— BEGIN —

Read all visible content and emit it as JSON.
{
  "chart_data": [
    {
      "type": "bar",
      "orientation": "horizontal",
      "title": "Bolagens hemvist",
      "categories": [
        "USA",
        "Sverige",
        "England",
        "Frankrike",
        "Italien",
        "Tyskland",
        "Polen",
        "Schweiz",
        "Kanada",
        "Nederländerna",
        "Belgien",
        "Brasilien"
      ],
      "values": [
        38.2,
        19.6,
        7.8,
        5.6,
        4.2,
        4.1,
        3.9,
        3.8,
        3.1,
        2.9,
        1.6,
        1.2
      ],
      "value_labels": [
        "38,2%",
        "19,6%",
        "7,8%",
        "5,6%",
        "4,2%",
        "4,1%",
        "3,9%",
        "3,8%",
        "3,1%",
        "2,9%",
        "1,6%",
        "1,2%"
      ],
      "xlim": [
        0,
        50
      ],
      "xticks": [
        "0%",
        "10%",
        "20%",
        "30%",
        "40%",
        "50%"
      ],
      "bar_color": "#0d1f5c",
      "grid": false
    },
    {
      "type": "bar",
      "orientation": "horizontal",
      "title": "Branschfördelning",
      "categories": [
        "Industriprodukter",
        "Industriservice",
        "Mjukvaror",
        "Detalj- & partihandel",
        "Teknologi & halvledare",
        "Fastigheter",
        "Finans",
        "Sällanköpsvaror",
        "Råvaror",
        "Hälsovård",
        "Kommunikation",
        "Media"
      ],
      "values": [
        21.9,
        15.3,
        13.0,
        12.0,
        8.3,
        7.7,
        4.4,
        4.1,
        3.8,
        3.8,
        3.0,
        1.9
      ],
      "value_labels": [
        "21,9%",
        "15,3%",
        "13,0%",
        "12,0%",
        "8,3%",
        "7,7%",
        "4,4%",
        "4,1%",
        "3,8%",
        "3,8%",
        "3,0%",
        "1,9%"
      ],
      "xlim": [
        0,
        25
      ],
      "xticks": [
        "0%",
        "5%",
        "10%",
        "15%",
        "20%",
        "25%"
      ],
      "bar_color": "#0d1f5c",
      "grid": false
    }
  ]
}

— END —

Given request: Copy out all the entries shown above, character for character.

The answer:
Read all visible content and emit it as JSON.
{
  "chart_data": [
    {
      "type": "bar",
      "orientation": "horizontal",
      "title": "Bolagens hemvist",
      "categories": [
        "USA",
        "Sverige",
        "England",
        "Frankrike",
        "Italien",
        "Tyskland",
        "Polen",
        "Schweiz",
        "Kanada",
        "Nederländerna",
        "Belgien",
        "Brasilien"
      ],
      "values": [
        38.2,
        19.6,
        7.8,
        5.6,
        4.2,
        4.1,
        3.9,
        3.8,
        3.1,
        2.9,
        1.6,
        1.2
      ],
      "value_labels": [
        "38,2%",
        "19,6%",
        "7,8%",
        "5,6%",
        "4,2%",
        "4,1%",
        "3,9%",
        "3,8%",
        "3,1%",
        "2,9%",
        "1,6%",
        "1,2%"
      ],
      "xlim": [
        0,
        50
      ],
      "xticks": [
        "0%",
        "10%",
        "20%",
        "30%",
        "40%",
        "50%"
      ],
      "bar_color": "#0d1f5c",
      "grid": false
    },
    {
      "type": "bar",
      "orientation": "horizontal",
      "title": "Branschfördelning",
      "categories": [
        "Industriprodukter",
        "Industriservice",
        "Mjukvaror",
        "Detalj- & partihandel",
        "Teknologi & halvledare",
        "Fastigheter",
        "Finans",
        "Sällanköpsvaror",
        "Råvaror",
        "Hälsovård",
        "Kommunikation",
        "Media"
      ],
      "values": [
        21.9,
        15.3,
        13.0,
        12.0,
        8.3,
        7.7,
        4.4,
        4.1,
        3.8,
        3.8,
        3.0,
        1.9
      ],
      "value_labels": [
        "21,9%",
        "15,3%",
        "13,0%",
        "12,0%",
        "8,3%",
        "7,7%",
        "4,4%",
        "4,1%",
        "3,8%",
        "3,8%",
        "3,0%",
        "1,9%"
      ],
      "xlim": [
        0,
        25
      ],
      "xticks": [
        "0%",
        "5%",
        "10%",
        "15%",
        "20%",
        "25%"
      ],
      "bar_color": "#0d1f5c",
      "grid": false
    }
  ]
}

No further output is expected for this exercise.